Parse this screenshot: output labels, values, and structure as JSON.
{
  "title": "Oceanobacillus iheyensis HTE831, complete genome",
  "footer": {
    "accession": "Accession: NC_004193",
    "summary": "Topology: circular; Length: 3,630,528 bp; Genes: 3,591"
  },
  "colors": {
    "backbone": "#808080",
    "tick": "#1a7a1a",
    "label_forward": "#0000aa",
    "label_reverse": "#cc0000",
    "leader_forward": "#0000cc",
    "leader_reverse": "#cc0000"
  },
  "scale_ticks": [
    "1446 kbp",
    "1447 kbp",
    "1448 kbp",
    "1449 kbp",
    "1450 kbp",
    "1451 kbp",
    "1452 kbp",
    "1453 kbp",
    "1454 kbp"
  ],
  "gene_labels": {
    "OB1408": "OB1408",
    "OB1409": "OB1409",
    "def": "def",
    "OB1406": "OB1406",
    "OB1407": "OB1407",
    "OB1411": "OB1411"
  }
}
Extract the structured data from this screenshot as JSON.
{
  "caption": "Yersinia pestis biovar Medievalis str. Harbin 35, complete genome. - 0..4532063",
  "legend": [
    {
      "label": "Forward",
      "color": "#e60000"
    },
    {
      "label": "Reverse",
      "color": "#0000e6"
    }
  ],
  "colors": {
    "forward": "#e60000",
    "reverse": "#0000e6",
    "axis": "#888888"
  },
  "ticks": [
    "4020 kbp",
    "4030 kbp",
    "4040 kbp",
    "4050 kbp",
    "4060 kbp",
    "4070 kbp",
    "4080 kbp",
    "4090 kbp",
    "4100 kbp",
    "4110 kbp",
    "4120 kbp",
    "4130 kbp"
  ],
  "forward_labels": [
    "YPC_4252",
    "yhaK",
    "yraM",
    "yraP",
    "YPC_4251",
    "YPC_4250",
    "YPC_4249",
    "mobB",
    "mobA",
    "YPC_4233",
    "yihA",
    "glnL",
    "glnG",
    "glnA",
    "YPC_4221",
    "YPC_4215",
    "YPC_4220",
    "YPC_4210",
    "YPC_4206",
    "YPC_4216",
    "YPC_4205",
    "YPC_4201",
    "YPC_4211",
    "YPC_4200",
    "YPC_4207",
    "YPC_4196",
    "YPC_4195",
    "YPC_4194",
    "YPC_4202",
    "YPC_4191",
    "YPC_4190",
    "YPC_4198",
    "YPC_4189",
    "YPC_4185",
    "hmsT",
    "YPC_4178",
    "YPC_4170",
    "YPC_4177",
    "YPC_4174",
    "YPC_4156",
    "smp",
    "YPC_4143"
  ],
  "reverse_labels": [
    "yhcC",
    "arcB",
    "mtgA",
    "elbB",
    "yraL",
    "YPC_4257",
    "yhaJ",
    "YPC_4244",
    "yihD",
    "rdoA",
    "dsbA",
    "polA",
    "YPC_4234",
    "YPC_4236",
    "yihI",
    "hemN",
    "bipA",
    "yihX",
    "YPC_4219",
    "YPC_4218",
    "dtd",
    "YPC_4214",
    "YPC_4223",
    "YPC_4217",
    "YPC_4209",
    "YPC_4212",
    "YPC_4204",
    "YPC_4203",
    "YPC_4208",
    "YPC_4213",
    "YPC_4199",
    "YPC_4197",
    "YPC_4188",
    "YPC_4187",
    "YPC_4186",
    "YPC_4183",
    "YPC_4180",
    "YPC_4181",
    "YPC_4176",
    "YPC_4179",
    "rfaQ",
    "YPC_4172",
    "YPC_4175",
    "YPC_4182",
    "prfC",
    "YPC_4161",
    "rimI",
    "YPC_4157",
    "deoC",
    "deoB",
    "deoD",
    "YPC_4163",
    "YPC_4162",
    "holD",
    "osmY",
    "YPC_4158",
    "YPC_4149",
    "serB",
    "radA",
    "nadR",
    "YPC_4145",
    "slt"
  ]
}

# Task objective:
Go over the listing above and return each line with "JSON".

# Result:
Parse this screenshot: output labels, values, and structure as JSON.
Extract the structured data from this screenshot as JSON.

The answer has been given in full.